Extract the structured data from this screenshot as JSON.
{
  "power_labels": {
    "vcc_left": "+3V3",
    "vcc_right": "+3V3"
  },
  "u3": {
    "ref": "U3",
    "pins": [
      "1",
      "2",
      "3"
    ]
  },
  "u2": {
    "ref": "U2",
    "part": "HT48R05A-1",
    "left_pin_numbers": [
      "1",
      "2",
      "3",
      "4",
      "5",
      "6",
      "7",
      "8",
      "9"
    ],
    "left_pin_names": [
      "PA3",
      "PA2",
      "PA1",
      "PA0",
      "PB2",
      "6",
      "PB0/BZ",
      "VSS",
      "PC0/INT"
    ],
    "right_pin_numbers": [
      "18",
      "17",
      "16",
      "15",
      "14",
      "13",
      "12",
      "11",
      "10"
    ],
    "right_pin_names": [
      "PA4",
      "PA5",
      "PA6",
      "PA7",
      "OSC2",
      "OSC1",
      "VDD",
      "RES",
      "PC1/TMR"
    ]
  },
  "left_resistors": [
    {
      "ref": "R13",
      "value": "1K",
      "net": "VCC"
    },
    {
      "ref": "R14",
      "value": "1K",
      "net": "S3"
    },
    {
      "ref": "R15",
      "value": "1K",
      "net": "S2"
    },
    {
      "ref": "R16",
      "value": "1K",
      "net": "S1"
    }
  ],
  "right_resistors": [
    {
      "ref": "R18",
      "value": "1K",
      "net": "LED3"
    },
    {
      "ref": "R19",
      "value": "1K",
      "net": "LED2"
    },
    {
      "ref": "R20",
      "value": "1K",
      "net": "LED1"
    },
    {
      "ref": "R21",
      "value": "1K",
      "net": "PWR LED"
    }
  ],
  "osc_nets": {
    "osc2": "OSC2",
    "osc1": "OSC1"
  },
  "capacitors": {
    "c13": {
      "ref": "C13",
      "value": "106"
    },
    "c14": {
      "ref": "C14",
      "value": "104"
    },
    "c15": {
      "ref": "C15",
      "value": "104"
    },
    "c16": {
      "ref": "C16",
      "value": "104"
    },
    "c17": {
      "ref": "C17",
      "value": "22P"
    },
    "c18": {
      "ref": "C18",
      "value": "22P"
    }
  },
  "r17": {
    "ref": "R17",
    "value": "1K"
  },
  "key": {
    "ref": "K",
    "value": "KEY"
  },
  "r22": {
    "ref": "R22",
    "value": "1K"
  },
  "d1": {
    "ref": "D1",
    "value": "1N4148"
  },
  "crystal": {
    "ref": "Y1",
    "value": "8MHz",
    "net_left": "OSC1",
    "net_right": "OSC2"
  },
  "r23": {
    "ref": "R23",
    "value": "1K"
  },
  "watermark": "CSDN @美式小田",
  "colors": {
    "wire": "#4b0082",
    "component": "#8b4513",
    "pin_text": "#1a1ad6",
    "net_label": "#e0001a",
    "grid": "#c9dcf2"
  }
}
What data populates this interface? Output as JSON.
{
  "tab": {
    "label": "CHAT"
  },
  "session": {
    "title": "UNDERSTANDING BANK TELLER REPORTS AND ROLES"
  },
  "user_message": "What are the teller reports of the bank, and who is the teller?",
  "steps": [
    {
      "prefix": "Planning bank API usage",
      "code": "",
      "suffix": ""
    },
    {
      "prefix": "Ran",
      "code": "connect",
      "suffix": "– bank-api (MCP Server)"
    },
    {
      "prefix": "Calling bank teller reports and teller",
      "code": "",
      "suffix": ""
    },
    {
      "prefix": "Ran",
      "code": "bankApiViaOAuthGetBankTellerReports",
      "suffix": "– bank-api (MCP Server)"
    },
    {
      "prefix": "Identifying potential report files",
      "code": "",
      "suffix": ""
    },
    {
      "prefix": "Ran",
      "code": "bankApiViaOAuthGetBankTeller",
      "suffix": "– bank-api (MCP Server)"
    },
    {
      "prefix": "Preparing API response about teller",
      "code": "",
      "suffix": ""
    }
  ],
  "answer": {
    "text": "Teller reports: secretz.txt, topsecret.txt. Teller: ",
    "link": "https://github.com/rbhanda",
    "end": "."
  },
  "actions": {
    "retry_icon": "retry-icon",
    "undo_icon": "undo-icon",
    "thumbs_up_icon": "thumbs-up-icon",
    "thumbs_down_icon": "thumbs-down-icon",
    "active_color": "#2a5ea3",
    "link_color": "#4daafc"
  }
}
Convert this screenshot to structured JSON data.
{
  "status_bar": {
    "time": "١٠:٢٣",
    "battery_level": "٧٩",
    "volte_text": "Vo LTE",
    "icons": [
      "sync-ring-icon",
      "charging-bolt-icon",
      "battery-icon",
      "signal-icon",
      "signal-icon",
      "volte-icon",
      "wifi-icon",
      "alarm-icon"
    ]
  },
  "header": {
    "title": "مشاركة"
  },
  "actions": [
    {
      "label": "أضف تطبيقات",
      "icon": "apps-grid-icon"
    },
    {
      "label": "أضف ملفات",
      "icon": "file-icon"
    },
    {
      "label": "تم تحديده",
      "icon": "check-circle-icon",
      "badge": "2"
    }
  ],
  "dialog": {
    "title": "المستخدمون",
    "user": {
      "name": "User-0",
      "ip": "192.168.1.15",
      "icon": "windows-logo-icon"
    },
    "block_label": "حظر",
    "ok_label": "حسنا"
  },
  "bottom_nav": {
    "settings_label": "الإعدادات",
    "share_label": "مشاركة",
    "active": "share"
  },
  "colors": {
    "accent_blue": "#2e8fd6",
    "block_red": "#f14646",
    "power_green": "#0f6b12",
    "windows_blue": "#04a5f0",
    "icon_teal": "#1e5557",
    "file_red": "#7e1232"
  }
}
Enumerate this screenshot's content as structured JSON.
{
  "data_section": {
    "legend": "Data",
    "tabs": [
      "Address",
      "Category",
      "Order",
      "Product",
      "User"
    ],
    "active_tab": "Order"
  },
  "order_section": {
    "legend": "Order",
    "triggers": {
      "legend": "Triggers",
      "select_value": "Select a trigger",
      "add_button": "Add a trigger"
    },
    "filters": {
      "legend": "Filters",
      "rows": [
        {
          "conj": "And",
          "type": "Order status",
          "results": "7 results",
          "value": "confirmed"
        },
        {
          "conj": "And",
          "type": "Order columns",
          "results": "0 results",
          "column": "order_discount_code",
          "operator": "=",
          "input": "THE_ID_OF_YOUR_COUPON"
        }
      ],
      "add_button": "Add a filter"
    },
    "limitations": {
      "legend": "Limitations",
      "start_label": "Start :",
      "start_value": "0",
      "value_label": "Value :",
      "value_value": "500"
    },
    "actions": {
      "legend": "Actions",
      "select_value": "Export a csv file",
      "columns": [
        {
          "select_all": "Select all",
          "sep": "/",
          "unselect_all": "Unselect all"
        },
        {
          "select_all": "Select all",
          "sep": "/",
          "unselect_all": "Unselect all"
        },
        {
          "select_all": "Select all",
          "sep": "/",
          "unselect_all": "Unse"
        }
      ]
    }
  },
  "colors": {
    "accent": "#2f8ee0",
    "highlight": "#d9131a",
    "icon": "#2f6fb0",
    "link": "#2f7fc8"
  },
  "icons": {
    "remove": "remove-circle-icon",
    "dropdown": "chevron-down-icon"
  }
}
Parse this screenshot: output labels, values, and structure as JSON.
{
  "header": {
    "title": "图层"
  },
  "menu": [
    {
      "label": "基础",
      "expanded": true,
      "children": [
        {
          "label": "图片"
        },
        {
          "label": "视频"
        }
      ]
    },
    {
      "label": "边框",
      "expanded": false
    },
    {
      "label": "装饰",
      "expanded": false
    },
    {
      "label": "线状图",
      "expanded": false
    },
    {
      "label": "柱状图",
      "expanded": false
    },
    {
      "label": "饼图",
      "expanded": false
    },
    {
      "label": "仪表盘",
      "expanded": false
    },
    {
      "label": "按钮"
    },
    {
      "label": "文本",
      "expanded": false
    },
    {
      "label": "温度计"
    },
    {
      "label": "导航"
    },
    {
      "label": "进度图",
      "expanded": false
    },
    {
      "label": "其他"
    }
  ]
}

# Short task
Return, from the data, each line that has the word "this" in it.

# Expected answer
Extract the structured data from this screenshot as JSON.
What data populates this interface? Output as JSON.
Convert this screenshot to structured JSON data.
Enumerate this screenshot's content as structured JSON.
Parse this screenshot: output labels, values, and structure as JSON.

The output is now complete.